_What this task involves:_
Separate out the lines that hold "Uzupełnij".

_Records for processing:_
—————

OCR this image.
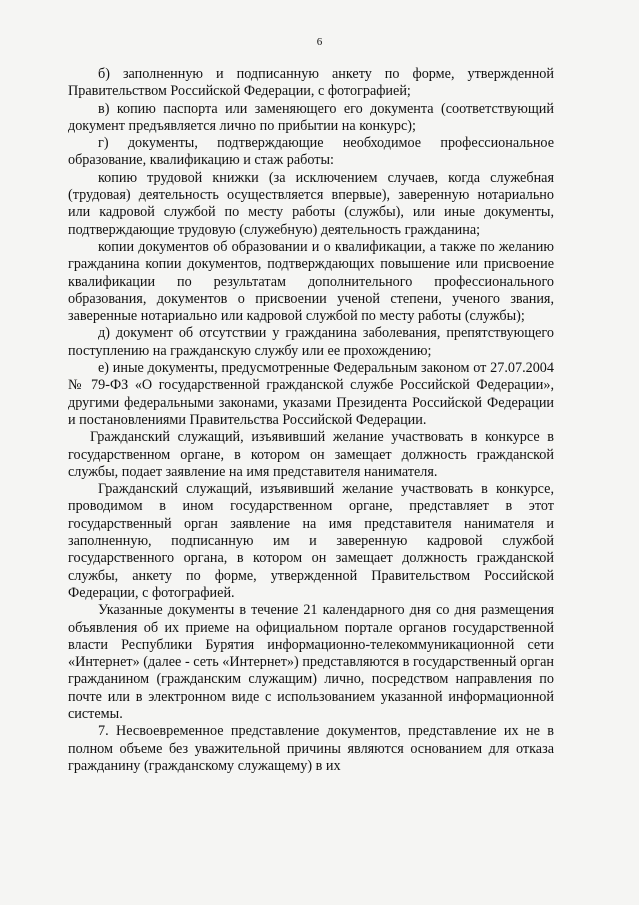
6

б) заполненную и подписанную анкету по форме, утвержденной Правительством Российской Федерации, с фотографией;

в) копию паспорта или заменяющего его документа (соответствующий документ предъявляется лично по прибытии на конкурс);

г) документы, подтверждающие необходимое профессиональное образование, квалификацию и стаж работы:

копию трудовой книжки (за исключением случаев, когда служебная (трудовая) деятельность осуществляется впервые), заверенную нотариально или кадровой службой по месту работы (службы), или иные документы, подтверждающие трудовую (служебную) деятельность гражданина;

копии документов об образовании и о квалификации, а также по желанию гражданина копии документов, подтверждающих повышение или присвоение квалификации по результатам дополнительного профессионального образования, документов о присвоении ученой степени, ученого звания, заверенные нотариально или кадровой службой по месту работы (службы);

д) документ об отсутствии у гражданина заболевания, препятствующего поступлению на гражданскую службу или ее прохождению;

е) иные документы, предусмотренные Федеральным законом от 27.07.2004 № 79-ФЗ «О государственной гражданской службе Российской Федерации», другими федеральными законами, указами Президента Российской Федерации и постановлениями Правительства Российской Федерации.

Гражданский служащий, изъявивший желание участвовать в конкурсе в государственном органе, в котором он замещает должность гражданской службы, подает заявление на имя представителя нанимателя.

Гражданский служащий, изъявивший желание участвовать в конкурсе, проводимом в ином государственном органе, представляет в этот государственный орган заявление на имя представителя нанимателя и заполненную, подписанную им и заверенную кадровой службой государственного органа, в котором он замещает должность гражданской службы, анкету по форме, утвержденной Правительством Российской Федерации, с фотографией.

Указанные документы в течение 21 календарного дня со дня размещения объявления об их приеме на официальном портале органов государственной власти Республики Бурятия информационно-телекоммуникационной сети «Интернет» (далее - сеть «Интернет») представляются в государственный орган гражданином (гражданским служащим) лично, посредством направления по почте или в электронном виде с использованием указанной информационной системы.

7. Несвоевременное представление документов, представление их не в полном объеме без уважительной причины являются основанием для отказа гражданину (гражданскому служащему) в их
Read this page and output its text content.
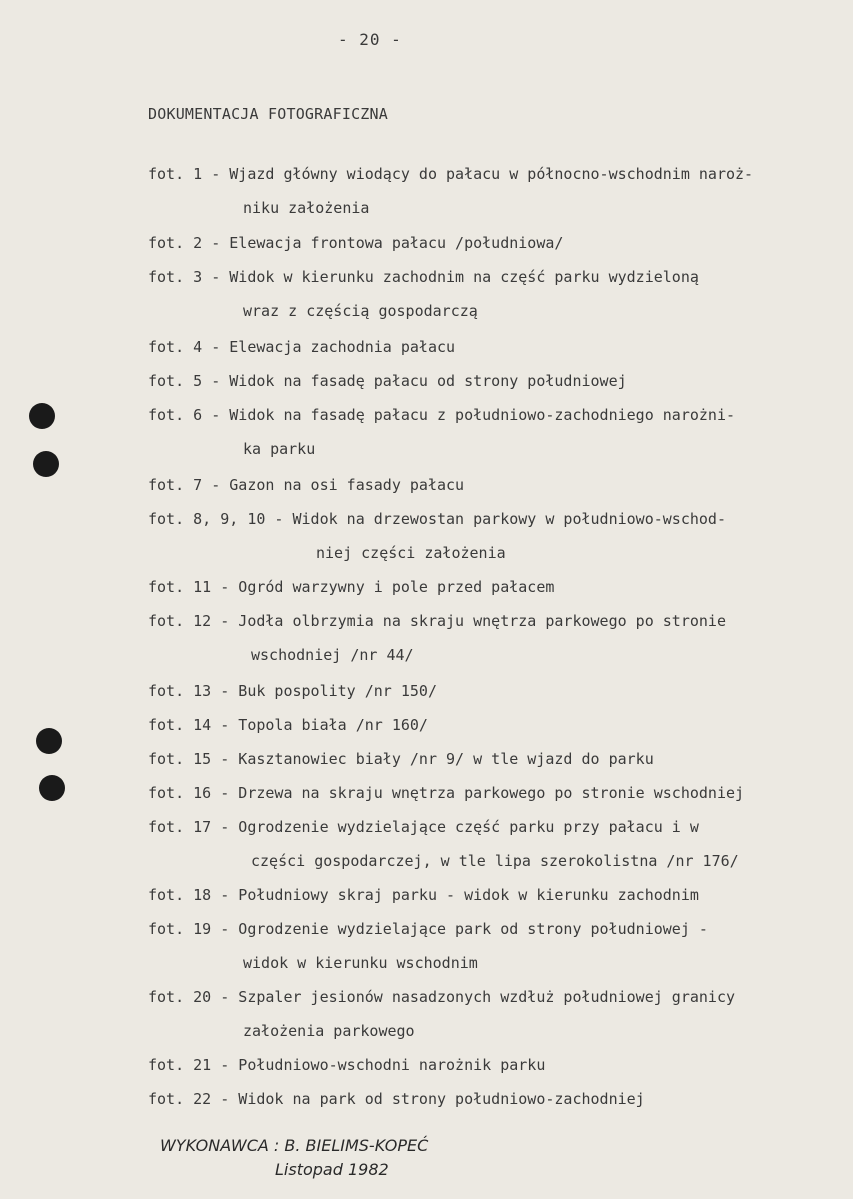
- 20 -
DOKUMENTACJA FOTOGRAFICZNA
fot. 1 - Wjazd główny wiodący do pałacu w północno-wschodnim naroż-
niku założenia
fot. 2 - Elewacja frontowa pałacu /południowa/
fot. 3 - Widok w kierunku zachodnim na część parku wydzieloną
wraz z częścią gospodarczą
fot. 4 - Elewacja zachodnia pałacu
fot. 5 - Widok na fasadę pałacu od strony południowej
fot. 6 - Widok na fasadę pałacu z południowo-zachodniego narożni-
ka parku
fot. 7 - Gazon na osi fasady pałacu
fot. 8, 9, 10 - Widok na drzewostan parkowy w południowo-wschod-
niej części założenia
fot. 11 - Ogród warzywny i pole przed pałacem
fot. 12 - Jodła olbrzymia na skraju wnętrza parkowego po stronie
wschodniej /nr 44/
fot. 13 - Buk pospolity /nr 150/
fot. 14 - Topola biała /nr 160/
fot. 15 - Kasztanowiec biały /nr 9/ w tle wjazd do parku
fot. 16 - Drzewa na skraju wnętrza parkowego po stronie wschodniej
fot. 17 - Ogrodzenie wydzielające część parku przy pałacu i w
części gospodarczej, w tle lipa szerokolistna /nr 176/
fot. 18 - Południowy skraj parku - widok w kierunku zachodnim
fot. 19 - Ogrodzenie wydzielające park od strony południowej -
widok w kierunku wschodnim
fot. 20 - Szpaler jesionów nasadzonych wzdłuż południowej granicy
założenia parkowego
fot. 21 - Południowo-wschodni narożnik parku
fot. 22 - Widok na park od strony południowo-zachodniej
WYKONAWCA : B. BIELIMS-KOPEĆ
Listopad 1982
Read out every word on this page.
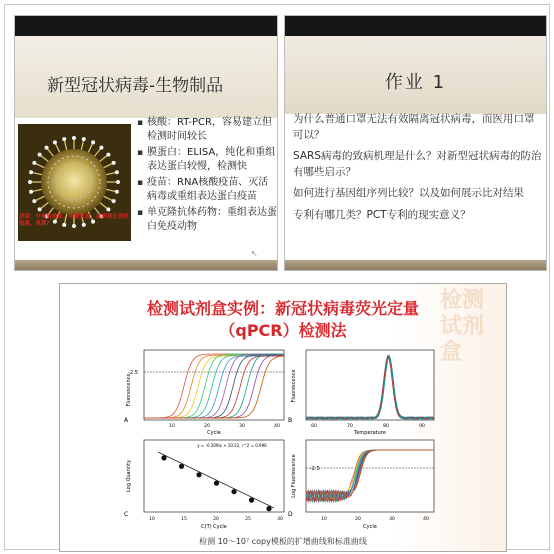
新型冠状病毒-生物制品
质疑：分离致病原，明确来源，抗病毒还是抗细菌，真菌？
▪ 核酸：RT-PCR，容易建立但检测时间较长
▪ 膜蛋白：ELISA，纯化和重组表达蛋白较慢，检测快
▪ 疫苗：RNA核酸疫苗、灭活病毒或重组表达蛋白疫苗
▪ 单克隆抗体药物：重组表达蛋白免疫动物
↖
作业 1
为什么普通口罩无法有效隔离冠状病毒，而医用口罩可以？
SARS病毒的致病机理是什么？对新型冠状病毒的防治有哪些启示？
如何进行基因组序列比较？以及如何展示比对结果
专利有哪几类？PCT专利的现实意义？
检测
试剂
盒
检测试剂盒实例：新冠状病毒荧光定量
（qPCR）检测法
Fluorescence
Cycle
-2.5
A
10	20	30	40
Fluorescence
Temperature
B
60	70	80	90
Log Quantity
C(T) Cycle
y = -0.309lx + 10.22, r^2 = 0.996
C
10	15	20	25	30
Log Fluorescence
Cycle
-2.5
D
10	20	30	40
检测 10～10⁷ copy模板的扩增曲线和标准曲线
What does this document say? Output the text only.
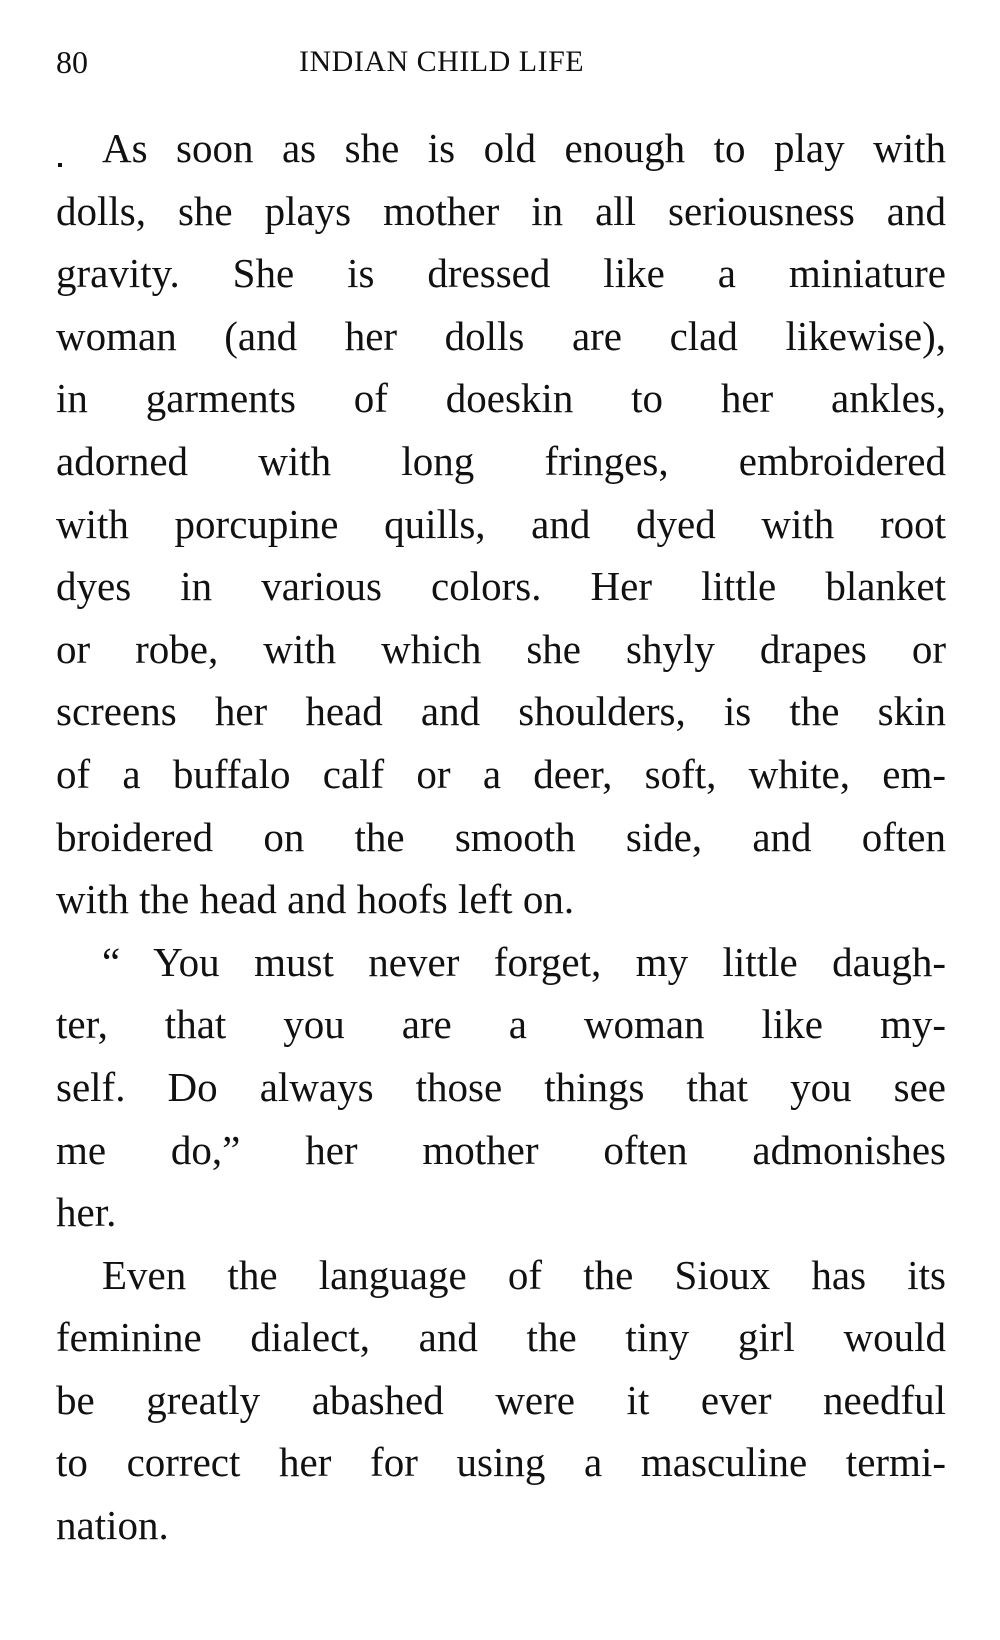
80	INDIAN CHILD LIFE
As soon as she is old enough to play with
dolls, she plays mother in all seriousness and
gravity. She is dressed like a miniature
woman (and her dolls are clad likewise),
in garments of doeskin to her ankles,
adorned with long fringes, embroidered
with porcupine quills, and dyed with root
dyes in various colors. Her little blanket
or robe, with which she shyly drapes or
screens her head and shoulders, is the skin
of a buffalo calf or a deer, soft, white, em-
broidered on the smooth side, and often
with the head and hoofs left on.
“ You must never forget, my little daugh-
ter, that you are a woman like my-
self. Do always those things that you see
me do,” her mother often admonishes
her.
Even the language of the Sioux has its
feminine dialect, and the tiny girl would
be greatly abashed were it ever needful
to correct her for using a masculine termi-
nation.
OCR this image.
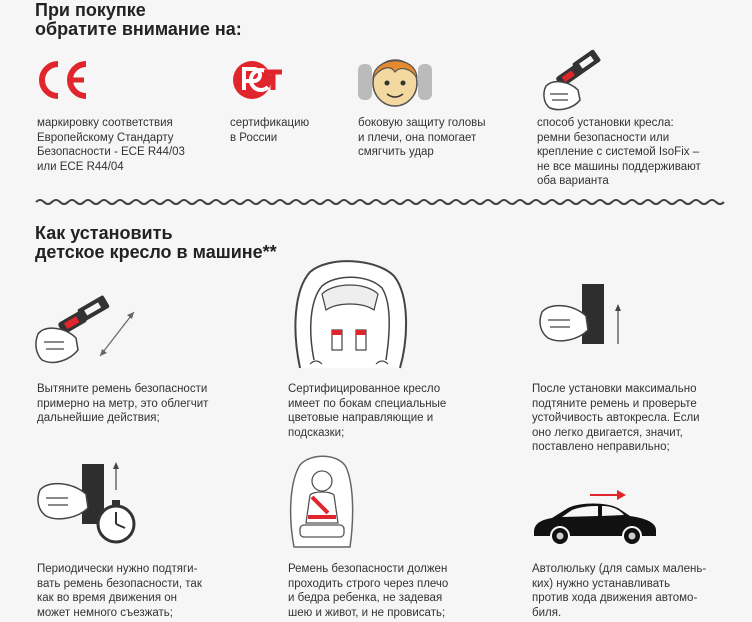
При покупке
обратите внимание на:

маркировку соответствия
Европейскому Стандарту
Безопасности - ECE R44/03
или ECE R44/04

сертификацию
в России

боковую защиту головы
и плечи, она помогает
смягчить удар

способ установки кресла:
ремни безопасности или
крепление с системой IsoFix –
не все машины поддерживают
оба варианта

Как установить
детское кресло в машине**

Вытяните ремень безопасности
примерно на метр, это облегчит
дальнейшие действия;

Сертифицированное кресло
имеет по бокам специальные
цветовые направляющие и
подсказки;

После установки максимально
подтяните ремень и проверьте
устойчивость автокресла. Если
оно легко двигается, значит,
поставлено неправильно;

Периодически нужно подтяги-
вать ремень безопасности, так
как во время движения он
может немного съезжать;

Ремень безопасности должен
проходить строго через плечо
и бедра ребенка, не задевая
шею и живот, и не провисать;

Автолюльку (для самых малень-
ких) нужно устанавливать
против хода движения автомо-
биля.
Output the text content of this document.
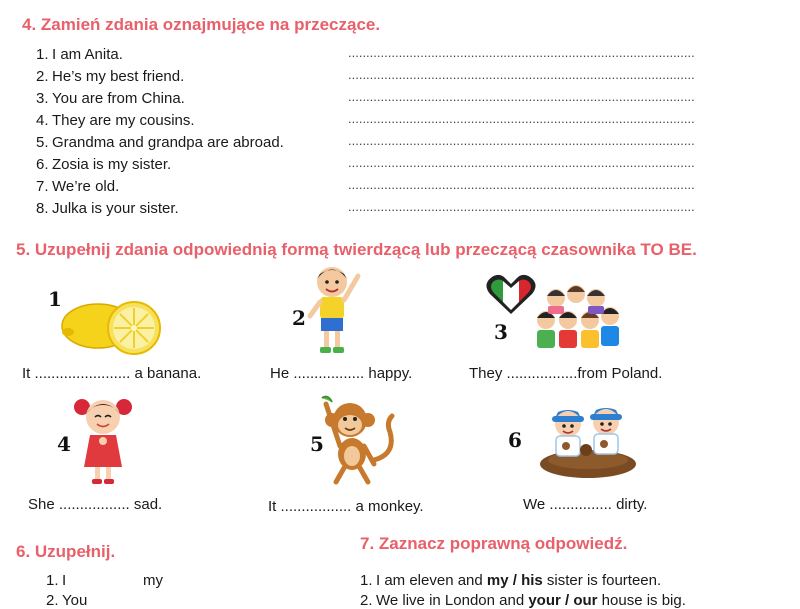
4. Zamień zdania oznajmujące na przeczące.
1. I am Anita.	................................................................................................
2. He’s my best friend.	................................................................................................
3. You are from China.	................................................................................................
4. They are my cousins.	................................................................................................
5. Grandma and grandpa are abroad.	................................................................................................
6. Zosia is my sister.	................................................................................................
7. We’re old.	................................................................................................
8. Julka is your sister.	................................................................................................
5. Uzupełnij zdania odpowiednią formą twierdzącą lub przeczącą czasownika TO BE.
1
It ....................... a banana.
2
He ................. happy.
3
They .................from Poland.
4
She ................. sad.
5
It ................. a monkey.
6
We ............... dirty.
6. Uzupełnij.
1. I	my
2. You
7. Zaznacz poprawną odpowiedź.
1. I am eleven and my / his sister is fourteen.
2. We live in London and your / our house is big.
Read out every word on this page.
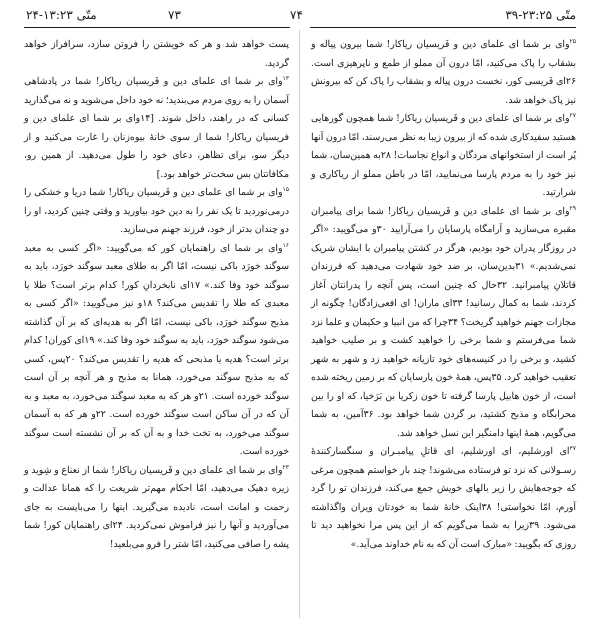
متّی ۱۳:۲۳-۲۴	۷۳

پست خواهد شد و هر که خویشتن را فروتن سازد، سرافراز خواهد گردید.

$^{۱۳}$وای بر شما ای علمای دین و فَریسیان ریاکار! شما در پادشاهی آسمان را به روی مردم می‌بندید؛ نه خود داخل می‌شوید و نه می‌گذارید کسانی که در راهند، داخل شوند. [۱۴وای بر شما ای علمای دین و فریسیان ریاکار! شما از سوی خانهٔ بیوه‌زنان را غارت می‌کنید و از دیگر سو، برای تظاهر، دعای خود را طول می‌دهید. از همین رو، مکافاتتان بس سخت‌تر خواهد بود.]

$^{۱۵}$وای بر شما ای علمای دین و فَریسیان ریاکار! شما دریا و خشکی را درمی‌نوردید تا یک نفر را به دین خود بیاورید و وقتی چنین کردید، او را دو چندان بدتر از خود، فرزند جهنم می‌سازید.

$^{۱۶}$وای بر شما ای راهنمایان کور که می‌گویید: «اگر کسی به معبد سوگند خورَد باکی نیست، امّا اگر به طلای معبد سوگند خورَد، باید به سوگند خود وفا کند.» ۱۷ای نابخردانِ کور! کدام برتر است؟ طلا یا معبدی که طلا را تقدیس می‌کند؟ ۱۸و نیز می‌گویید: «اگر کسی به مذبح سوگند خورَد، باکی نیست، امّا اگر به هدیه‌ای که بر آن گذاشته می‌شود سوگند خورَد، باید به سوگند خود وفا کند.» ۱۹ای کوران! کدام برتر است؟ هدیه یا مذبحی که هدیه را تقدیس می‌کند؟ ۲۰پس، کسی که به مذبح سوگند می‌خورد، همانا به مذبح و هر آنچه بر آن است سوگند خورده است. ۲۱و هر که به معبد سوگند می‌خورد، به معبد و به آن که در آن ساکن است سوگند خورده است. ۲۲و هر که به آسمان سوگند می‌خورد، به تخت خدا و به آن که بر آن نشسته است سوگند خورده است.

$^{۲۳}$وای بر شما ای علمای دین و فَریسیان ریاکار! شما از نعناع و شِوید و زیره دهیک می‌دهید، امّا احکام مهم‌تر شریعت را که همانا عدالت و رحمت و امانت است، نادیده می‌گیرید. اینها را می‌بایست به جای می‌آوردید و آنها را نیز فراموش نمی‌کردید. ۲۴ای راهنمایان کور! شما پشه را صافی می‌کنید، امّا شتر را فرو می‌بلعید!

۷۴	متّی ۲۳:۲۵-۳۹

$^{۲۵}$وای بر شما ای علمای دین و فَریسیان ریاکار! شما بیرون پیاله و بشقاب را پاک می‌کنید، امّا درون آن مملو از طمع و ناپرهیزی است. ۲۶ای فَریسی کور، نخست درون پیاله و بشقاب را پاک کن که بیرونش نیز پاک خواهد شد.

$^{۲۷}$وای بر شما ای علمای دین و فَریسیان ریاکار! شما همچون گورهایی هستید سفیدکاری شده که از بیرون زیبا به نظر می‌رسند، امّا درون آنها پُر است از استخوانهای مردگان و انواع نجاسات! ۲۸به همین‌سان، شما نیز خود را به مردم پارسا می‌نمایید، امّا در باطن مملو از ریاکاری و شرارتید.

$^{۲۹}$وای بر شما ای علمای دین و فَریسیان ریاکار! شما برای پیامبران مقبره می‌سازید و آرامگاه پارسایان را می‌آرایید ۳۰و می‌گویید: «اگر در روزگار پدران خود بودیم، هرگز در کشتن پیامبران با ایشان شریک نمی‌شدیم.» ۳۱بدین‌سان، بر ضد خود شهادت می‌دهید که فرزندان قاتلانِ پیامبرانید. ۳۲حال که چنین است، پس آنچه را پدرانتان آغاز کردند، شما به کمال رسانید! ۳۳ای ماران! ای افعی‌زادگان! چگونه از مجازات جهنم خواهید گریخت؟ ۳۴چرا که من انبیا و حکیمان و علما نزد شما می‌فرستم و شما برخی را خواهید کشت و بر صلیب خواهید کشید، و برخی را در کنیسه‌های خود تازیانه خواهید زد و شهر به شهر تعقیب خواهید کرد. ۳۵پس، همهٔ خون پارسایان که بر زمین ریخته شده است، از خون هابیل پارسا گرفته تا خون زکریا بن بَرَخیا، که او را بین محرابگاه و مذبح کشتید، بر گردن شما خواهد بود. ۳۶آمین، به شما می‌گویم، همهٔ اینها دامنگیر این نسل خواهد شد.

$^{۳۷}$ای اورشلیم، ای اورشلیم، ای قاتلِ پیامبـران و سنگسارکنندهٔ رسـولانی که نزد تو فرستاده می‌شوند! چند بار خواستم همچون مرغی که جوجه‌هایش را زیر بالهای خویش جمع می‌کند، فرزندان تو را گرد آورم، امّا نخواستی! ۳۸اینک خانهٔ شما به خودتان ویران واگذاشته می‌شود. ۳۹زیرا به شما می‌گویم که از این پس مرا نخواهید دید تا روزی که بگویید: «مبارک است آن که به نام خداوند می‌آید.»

—————

_The result:_
5. Uzupełnij zdania odpowiednią formą twierdzącą lub przeczącą czasownika TO BE.
6. Uzupełnij.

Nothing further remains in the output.